*RECORDS FOR THIS TASK*
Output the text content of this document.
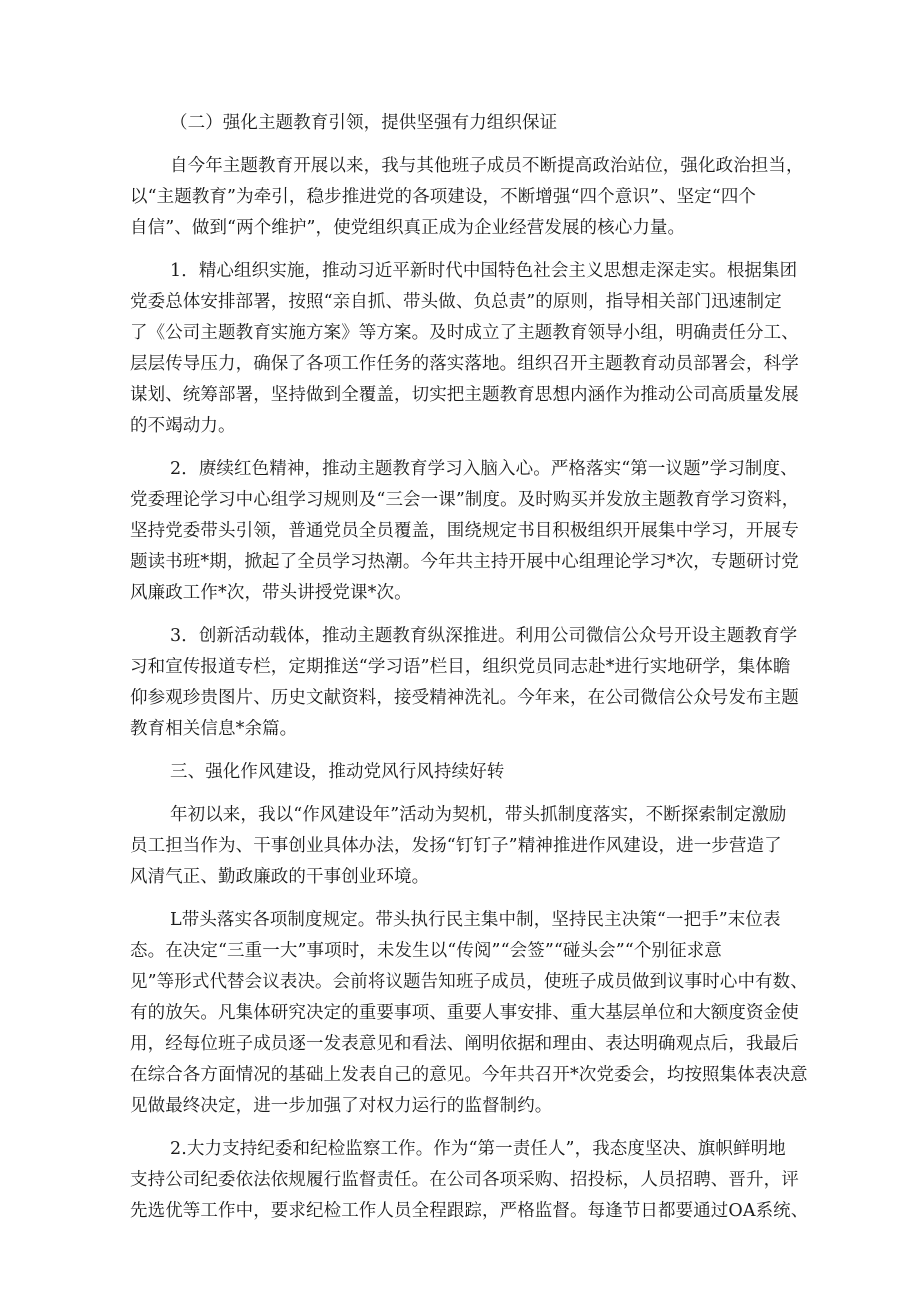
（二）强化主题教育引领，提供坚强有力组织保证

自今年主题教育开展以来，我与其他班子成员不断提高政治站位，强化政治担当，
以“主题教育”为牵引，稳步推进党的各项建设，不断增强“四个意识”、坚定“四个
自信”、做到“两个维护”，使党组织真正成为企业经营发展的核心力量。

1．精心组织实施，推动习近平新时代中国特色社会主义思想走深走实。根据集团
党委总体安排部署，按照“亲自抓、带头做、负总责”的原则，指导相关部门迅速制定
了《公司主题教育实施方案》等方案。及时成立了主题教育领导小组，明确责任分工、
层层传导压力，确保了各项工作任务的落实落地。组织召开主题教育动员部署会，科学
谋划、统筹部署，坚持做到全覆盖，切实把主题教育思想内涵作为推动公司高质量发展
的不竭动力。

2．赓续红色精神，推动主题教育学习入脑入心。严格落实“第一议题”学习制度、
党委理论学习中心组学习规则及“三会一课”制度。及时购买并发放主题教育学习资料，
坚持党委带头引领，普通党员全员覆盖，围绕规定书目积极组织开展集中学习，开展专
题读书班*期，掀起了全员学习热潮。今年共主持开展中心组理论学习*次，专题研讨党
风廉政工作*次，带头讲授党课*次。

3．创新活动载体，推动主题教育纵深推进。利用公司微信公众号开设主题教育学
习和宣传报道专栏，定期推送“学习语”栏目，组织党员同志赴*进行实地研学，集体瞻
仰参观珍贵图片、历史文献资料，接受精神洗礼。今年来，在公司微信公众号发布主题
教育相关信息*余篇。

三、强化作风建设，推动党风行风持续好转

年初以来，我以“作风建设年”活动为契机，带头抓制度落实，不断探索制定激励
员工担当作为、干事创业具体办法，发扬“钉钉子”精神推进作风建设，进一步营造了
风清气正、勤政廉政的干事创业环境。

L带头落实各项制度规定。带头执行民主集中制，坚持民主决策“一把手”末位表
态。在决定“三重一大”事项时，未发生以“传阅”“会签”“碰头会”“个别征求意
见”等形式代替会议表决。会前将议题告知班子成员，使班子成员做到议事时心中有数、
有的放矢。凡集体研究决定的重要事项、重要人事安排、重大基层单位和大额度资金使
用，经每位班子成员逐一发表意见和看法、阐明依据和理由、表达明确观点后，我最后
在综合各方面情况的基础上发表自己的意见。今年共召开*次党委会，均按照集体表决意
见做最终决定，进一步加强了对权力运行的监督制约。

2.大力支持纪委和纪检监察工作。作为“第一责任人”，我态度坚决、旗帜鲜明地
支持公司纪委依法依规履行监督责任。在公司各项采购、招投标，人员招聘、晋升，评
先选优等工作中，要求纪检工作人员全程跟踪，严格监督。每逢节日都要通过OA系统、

* * *

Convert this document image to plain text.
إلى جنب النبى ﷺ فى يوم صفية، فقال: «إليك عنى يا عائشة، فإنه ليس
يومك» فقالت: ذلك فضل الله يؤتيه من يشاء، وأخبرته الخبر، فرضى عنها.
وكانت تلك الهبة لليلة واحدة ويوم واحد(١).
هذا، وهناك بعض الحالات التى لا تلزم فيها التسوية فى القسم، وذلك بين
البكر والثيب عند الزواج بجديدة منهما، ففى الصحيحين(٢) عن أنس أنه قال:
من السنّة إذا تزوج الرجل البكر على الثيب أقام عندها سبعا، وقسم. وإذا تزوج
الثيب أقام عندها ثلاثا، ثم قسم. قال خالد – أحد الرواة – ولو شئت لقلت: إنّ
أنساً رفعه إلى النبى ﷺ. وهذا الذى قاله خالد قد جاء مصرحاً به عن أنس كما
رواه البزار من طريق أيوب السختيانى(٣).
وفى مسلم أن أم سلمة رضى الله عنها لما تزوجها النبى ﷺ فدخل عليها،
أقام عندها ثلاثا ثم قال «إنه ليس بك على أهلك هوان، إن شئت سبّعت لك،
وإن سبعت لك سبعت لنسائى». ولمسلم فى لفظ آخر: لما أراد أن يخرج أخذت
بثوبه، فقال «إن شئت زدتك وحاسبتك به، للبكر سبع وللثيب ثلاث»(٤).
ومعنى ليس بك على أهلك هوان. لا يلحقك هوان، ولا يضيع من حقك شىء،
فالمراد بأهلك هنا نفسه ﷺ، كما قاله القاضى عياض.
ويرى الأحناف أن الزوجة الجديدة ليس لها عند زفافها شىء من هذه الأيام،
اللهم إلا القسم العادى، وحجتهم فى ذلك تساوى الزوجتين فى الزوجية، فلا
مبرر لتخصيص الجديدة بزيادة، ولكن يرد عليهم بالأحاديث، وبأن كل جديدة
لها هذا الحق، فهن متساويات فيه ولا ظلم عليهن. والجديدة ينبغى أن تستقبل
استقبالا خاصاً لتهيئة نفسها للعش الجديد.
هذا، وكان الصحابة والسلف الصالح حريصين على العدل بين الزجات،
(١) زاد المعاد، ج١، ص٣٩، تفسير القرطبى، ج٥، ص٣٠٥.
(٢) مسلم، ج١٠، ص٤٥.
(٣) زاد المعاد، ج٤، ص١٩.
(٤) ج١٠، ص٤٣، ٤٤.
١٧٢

...

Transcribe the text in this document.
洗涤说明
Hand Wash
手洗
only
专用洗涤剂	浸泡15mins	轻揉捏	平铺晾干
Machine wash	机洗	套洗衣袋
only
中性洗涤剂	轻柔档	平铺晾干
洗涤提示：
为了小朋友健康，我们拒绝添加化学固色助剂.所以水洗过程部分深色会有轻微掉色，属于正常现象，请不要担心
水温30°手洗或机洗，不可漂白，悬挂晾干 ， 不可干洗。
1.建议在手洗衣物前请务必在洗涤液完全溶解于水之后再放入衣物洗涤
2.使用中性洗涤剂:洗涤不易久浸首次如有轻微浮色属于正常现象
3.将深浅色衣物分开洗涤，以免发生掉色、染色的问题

*TASK DETAILS*
Each line above that includes "أقام" should be shown.

*RESULT OF THE EXERCISE*
من السنّة إذا تزوج الرجل البكر على الثيب أقام عندها سبعا، وقسم. وإذا تزوج
الثيب أقام عندها ثلاثا، ثم قسم. قال خالد – أحد الرواة – ولو شئت لقلت: إنّ
أقام عندها ثلاثا ثم قال «إنه ليس بك على أهلك هوان، إن شئت سبّعت لك،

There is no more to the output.